What you should do:
Copy out the listing below word for word, leaving out the pictures.

+ + +

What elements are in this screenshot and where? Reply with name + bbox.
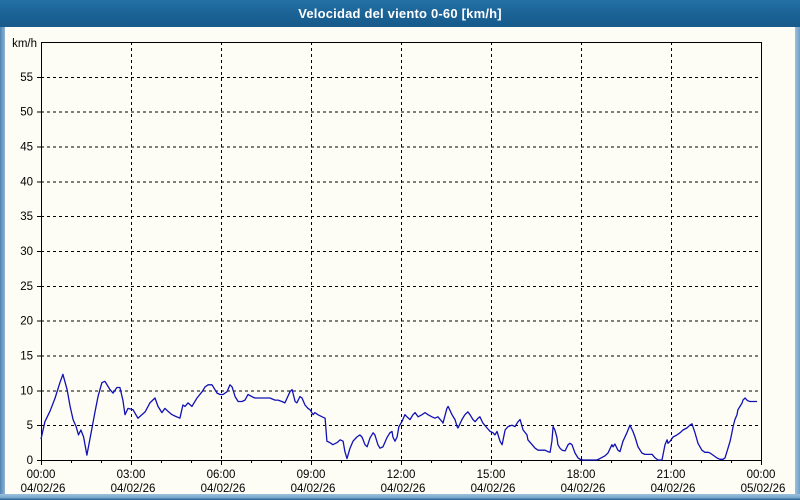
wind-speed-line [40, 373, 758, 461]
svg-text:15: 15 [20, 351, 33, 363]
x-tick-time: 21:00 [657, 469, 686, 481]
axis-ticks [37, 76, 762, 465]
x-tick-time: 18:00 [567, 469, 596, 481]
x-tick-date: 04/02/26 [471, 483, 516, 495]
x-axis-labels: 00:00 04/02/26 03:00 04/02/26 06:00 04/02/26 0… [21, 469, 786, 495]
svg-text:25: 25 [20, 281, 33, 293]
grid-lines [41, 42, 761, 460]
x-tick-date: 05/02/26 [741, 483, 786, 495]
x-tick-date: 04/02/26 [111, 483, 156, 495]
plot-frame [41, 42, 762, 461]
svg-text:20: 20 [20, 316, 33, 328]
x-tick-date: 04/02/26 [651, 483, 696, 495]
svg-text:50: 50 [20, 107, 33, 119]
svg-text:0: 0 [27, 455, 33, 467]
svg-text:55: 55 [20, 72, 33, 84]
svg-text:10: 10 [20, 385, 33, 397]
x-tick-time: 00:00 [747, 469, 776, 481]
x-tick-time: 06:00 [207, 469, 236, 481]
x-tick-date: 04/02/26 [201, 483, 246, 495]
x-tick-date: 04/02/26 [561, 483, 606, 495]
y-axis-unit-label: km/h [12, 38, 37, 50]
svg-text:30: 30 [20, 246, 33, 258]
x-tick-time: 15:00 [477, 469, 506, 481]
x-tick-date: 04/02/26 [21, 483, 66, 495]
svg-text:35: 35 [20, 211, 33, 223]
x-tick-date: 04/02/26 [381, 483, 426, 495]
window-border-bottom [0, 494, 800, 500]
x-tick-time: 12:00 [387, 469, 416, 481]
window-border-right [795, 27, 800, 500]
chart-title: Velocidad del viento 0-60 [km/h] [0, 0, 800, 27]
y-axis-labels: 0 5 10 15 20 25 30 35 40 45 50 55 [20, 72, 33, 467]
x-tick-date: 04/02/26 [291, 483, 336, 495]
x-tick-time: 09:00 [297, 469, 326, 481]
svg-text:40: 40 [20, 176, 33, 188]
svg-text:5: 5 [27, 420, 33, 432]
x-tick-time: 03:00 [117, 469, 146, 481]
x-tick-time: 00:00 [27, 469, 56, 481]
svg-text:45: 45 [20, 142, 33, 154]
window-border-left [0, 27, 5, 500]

+ + +

Expected answer:
What elements are in this screenshot and where? Reply with name + bbox.
wind-speed-line [40, 373, 758, 461]
svg-text:15: 15 [20, 351, 33, 363]
x-tick-time: 21:00 [657, 469, 686, 481]
axis-ticks [37, 76, 762, 465]
x-tick-time: 18:00 [567, 469, 596, 481]
x-tick-date: 04/02/26 [471, 483, 516, 495]
x-axis-labels: 00:00 04/02/26 03:00 04/02/26 06:00 04/02/26 0… [21, 469, 786, 495]
svg-text:25: 25 [20, 281, 33, 293]
grid-lines [41, 42, 761, 460]
x-tick-date: 05/02/26 [741, 483, 786, 495]
x-tick-date: 04/02/26 [111, 483, 156, 495]
plot-frame [41, 42, 762, 461]
svg-text:20: 20 [20, 316, 33, 328]
x-tick-date: 04/02/26 [651, 483, 696, 495]
svg-text:50: 50 [20, 107, 33, 119]
svg-text:0: 0 [27, 455, 33, 467]
svg-text:55: 55 [20, 72, 33, 84]
svg-text:10: 10 [20, 385, 33, 397]
x-tick-time: 00:00 [747, 469, 776, 481]
x-tick-time: 06:00 [207, 469, 236, 481]
x-tick-date: 04/02/26 [201, 483, 246, 495]
x-tick-date: 04/02/26 [561, 483, 606, 495]
y-axis-unit-label: km/h [12, 38, 37, 50]
svg-text:30: 30 [20, 246, 33, 258]
x-tick-time: 15:00 [477, 469, 506, 481]
x-tick-date: 04/02/26 [21, 483, 66, 495]
svg-text:35: 35 [20, 211, 33, 223]
x-tick-date: 04/02/26 [381, 483, 426, 495]
window-border-bottom [0, 494, 800, 500]
x-tick-time: 12:00 [387, 469, 416, 481]
window-border-right [795, 27, 800, 500]
chart-title: Velocidad del viento 0-60 [km/h] [0, 0, 800, 27]
y-axis-labels: 0 5 10 15 20 25 30 35 40 45 50 55 [20, 72, 33, 467]
x-tick-date: 04/02/26 [291, 483, 336, 495]
x-tick-time: 09:00 [297, 469, 326, 481]
svg-text:40: 40 [20, 176, 33, 188]
svg-text:5: 5 [27, 420, 33, 432]
x-tick-time: 03:00 [117, 469, 146, 481]
x-tick-time: 00:00 [27, 469, 56, 481]
svg-text:45: 45 [20, 142, 33, 154]
window-border-left [0, 27, 5, 500]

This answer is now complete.